## CONSIGNE DE TRAVAIL
Recopiez mot pour mot, dans le texte sur Max Frisch ci-dessous, tout le passage qui va de « Écrivain majeur, Max » jusqu'à « (pp. 89 et 92). ».

Écrivain majeur, Max Frisch est également (surtout, pour certains) une voix critique de la Suisse de seconde moitié du XXe siècle. Régine Battiston propose une relecture chronologique de sa production (écrits et discours), afin d’analyser l’évolution de ses engagements et de ses prises de position. Selon elle, affirmation qu’il conviendrait de nuancer, «le citoyen engagé a détrôné l’écrivain.» (p. 94) Cette contribution contient quelques malheureuses scories, à savoir des traductions hasardeuses de l’allemand: «police de l’émigration» pour «police des étrangers» (p. 86), «Congrès des écrivains suisses» pour «Société suisse des écrivains» (p. 89) ou «Parti social-démocrate suisse» pour «Parti socialiste suisse» (pp. 89 et 92).

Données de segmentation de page

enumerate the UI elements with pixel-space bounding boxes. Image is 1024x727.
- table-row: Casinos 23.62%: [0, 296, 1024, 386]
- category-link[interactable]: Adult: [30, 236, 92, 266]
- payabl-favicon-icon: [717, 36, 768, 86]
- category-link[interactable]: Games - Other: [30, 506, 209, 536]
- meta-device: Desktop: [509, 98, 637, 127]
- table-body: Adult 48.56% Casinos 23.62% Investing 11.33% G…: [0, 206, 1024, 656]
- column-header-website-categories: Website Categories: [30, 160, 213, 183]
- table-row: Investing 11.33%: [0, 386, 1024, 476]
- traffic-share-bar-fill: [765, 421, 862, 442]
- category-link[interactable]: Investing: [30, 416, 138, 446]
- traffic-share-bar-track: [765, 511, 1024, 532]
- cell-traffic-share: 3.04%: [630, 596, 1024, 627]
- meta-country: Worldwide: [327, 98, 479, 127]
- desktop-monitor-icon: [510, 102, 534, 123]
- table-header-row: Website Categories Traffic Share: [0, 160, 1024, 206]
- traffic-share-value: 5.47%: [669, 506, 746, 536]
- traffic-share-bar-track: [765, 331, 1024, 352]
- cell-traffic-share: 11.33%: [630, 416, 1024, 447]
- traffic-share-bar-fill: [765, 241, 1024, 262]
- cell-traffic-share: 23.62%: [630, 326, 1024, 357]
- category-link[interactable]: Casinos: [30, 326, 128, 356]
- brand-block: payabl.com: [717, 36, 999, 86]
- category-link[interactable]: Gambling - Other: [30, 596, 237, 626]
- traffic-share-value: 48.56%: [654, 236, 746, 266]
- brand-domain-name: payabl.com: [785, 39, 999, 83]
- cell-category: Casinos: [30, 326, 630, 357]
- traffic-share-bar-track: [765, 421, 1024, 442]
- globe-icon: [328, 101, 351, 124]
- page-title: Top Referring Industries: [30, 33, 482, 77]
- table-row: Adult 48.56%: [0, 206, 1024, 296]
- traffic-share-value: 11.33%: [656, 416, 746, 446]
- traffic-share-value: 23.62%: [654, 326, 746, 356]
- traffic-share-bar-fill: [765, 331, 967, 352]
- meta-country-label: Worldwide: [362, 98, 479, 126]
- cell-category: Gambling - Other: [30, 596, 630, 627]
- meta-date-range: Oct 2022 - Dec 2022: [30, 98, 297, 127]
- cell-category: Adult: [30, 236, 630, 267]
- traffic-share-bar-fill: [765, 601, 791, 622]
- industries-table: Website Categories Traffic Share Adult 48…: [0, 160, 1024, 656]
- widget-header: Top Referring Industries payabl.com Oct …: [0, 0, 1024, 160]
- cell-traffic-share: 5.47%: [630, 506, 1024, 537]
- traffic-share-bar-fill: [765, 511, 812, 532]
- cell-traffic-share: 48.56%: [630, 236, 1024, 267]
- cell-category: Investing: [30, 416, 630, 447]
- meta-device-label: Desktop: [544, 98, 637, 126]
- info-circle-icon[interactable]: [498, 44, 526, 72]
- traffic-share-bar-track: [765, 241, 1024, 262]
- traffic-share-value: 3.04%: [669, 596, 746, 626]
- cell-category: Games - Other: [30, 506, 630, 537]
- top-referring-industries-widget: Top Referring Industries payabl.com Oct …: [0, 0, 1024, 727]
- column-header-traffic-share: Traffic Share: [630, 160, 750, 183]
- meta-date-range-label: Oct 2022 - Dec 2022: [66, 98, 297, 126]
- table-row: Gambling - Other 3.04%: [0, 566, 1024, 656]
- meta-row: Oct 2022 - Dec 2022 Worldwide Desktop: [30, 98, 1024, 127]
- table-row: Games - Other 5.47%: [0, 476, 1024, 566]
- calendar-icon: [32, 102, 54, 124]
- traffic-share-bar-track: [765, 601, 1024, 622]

## RÉPONSE À L'EXERCICE
Écrivain majeur, Max Frisch est également (surtout, pour certains) une voix critique de la Suisse de seconde moitié du XXe siècle. Régine Battiston propose une relecture chronologique de sa production (écrits et discours), afin d’analyser l’évolution de ses engagements et de ses prises de position. Selon elle, affirmation qu’il conviendrait de nuancer, «le citoyen engagé a détrôné l’écrivain.» (p. 94) Cette contribution contient quelques malheureuses scories, à savoir des traductions hasardeuses de l’allemand: «police de l’émigration» pour «police des étrangers» (p. 86), «Congrès des écrivains suisses» pour «Société suisse des écrivains» (p. 89) ou «Parti social-démocrate suisse» pour «Parti socialiste suisse» (pp. 89 et 92).